### Given problem
Of the lines below, how many hold the string "left"? Give only the number.

### Source material
* * * *
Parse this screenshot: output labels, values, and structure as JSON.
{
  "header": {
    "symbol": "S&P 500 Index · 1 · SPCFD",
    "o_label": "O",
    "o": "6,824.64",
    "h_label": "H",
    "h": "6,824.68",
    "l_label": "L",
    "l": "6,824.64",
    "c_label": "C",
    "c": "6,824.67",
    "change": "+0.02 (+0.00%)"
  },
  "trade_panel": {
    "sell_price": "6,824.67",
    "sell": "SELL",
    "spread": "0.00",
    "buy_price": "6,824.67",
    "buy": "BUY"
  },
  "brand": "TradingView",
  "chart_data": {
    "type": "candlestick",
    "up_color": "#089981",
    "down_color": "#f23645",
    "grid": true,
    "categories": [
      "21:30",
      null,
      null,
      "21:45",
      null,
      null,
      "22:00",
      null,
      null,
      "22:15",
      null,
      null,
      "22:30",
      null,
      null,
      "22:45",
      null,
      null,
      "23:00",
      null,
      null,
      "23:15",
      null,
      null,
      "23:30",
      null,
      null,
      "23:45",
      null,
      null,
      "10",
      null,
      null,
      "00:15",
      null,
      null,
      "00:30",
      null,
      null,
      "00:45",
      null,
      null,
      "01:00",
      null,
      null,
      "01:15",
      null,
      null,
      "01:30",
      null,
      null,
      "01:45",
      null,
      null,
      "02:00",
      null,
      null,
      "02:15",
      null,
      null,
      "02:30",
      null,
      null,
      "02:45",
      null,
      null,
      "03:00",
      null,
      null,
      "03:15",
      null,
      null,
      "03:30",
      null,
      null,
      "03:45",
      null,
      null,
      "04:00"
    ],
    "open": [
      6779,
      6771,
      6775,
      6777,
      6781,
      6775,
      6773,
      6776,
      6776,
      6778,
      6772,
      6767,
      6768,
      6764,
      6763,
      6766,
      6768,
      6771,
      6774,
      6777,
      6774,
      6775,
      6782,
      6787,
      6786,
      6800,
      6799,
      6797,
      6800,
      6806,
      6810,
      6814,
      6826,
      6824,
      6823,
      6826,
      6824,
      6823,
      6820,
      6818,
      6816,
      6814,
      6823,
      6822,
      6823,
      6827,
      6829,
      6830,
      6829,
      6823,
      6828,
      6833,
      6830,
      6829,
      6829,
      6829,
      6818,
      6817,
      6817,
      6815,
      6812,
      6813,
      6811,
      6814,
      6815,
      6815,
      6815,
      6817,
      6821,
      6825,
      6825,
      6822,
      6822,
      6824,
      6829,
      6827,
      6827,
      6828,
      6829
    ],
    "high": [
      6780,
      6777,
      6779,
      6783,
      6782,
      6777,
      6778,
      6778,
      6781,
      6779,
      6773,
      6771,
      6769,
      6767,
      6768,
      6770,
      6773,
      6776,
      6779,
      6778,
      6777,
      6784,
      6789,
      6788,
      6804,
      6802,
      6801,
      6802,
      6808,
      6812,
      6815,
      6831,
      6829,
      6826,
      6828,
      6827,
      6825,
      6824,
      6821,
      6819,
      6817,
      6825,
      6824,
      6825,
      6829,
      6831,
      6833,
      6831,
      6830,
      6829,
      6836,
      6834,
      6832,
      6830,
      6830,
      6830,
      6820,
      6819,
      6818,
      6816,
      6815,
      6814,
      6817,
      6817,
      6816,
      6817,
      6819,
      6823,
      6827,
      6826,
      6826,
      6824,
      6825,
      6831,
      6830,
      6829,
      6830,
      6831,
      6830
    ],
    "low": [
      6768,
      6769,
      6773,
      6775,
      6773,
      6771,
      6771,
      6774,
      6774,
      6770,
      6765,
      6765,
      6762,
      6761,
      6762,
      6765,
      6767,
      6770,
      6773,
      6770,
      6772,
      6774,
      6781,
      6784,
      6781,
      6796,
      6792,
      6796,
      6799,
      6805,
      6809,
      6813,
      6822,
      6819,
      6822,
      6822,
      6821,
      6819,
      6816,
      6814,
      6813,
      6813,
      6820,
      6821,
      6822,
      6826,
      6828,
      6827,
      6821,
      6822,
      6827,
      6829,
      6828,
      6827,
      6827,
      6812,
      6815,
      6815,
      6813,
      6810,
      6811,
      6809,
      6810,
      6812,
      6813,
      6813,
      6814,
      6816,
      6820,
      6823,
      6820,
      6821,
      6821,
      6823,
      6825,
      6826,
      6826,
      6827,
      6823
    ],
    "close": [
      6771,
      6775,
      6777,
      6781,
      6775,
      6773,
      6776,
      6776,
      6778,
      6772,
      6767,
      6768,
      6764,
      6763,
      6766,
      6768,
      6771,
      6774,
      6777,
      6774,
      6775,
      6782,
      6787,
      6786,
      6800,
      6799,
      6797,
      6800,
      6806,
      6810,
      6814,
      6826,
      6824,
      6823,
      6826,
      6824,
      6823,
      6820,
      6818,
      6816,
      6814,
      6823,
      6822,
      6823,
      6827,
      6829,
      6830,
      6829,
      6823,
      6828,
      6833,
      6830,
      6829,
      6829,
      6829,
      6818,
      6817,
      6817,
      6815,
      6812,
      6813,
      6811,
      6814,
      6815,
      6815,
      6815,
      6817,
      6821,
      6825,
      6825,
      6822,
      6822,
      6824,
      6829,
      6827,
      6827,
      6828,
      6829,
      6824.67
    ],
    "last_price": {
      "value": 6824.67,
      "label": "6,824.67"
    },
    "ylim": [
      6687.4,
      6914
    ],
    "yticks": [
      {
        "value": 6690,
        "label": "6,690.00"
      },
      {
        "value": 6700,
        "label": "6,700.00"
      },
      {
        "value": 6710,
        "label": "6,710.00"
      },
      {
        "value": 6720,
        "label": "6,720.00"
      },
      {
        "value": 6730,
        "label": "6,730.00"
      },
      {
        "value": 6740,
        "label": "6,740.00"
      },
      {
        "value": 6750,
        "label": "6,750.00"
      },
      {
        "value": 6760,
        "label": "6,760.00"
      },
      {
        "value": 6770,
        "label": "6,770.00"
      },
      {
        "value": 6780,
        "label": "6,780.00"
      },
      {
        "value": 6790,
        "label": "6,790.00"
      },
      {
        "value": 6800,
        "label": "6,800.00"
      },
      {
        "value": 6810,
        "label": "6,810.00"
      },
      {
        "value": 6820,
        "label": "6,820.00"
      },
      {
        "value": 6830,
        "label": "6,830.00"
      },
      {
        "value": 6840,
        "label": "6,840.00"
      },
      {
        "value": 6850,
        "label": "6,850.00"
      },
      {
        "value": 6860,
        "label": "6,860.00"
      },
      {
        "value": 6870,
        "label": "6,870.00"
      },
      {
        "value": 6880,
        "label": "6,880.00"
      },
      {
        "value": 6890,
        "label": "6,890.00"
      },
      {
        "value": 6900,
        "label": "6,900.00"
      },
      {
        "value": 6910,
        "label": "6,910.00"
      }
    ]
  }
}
* * * *
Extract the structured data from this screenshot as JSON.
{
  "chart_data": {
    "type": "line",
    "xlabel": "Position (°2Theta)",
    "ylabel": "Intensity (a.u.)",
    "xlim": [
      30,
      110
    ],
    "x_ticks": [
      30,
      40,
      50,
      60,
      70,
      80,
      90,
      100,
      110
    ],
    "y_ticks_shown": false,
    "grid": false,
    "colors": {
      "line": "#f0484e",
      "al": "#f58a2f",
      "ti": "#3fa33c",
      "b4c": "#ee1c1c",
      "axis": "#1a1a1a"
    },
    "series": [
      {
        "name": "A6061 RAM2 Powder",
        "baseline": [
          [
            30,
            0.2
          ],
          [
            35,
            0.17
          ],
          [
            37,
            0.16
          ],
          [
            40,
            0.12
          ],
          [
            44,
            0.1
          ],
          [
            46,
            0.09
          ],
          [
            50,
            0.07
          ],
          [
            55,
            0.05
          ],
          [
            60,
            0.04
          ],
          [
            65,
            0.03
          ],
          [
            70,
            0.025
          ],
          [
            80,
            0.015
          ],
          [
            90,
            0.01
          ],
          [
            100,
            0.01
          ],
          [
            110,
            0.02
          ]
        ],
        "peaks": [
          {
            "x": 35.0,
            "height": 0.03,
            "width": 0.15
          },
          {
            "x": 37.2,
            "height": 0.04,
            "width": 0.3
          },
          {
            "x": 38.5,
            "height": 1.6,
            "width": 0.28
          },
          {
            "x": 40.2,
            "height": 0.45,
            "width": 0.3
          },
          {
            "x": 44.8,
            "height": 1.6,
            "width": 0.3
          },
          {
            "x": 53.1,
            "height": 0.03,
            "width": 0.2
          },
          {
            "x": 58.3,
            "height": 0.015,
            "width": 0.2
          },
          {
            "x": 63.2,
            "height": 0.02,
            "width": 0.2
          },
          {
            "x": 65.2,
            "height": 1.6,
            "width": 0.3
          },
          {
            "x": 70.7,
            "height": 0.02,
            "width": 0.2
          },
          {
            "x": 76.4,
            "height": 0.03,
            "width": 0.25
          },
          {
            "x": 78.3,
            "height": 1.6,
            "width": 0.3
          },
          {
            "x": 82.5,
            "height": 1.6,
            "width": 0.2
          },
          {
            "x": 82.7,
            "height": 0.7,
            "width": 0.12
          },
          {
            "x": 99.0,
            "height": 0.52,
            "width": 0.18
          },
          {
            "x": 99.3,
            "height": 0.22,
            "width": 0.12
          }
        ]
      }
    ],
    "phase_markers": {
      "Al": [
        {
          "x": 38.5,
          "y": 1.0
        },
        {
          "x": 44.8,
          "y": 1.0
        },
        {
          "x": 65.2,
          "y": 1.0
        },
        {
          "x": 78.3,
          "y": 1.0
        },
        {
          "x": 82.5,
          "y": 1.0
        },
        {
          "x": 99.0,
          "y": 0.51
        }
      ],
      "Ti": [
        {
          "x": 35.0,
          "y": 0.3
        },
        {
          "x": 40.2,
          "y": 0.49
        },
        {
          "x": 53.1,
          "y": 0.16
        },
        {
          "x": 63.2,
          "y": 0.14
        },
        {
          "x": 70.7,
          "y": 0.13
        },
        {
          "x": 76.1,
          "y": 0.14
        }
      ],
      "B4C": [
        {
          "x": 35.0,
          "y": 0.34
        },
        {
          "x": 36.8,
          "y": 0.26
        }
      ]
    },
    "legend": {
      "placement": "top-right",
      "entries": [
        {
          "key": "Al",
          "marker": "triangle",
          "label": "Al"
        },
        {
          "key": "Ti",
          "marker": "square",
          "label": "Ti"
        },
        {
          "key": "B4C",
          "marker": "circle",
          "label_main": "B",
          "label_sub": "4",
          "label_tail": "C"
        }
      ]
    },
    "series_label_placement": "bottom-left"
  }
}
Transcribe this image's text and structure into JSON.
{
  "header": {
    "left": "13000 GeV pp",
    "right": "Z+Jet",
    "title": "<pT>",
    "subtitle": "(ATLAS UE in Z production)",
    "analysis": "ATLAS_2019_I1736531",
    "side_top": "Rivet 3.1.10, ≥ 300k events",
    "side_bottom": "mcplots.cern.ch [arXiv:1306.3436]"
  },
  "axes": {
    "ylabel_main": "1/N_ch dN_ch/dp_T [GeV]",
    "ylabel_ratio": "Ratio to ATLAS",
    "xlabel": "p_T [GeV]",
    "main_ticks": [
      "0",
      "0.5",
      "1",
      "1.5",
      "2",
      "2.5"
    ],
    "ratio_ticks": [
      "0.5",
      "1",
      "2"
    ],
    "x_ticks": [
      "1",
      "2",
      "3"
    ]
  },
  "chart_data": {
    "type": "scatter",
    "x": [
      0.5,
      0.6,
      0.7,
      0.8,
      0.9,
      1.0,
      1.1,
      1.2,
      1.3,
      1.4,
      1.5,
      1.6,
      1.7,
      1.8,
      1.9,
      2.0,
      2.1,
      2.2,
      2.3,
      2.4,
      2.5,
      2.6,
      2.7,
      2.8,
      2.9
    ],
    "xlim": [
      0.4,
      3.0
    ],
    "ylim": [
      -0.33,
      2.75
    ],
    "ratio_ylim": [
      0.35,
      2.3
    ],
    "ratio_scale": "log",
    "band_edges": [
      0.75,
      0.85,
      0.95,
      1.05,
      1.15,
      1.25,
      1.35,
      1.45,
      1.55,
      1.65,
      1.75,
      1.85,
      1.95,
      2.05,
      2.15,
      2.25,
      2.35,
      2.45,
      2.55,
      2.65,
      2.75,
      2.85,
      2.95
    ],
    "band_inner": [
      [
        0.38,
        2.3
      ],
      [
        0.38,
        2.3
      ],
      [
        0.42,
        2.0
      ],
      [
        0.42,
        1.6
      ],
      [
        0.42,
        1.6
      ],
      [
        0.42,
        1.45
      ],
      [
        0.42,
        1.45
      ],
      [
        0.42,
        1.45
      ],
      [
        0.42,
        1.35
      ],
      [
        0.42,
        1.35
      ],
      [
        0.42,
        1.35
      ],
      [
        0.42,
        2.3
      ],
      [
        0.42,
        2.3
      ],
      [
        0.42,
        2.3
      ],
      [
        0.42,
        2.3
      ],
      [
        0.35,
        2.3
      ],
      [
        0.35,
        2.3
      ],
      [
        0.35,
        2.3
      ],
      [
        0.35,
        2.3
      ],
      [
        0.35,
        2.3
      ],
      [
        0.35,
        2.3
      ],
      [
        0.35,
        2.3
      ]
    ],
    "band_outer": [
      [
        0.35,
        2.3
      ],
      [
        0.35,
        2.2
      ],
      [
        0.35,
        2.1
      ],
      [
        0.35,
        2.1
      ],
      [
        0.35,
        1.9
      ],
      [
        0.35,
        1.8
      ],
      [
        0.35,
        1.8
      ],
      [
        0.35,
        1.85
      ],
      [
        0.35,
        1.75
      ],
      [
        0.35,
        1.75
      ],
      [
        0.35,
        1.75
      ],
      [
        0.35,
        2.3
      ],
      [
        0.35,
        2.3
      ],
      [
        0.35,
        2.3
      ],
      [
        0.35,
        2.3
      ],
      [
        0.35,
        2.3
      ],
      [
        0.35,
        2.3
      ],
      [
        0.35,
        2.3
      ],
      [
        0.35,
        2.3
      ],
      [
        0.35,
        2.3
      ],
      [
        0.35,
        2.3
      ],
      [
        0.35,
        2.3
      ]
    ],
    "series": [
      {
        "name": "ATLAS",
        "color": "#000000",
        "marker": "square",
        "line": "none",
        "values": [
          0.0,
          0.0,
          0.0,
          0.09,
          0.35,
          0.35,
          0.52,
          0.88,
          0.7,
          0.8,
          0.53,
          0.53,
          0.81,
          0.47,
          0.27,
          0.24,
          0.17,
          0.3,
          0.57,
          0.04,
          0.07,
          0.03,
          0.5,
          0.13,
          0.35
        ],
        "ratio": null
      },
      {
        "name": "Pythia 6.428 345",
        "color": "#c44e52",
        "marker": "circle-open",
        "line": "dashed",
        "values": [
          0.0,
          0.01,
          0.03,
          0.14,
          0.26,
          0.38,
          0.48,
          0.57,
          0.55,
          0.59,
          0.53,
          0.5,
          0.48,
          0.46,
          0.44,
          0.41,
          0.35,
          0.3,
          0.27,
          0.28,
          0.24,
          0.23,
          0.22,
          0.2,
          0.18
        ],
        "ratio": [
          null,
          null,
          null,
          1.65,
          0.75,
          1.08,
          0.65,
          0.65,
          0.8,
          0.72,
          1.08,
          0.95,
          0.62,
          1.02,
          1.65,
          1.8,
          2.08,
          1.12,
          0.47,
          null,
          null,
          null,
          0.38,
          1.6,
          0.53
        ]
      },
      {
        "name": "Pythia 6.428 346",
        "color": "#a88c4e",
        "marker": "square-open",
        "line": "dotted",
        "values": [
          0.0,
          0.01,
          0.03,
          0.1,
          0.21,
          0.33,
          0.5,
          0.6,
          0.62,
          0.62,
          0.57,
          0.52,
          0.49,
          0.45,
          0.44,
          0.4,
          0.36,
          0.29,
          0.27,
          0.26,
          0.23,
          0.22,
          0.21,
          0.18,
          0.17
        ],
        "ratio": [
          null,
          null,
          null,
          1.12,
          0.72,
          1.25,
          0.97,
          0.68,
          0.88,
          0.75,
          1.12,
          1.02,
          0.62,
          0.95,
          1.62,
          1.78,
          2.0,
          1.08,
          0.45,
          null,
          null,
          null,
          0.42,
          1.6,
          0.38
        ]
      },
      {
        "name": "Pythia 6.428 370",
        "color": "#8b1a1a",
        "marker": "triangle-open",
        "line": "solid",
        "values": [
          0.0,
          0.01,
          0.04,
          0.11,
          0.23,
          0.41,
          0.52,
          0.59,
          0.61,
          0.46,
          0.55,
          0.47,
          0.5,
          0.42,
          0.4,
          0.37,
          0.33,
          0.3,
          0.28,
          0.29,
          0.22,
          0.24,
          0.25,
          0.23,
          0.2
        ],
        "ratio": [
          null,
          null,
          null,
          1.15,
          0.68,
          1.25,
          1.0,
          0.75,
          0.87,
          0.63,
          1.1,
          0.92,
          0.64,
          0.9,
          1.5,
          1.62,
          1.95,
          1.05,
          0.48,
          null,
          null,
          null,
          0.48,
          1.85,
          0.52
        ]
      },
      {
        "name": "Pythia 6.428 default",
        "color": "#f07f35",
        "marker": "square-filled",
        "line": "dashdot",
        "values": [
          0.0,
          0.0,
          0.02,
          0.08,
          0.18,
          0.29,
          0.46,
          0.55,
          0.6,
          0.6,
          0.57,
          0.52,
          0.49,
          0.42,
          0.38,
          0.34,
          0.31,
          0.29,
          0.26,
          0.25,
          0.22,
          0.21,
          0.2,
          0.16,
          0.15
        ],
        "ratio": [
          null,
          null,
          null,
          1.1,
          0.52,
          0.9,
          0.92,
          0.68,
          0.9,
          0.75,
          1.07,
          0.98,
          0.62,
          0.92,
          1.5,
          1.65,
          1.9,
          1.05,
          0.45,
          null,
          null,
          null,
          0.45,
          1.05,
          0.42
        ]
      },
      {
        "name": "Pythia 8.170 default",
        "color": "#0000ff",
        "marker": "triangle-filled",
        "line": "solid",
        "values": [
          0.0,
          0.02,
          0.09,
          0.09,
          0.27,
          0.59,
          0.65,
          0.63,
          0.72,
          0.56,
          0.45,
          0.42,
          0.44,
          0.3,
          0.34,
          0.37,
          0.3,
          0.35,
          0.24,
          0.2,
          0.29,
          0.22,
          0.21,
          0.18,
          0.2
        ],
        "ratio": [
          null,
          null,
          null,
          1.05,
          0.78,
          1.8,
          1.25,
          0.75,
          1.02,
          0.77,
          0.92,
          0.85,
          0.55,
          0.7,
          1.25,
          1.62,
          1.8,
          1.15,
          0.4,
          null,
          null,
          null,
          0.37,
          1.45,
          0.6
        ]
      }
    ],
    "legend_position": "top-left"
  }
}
* * * *
### Solution for this problem
3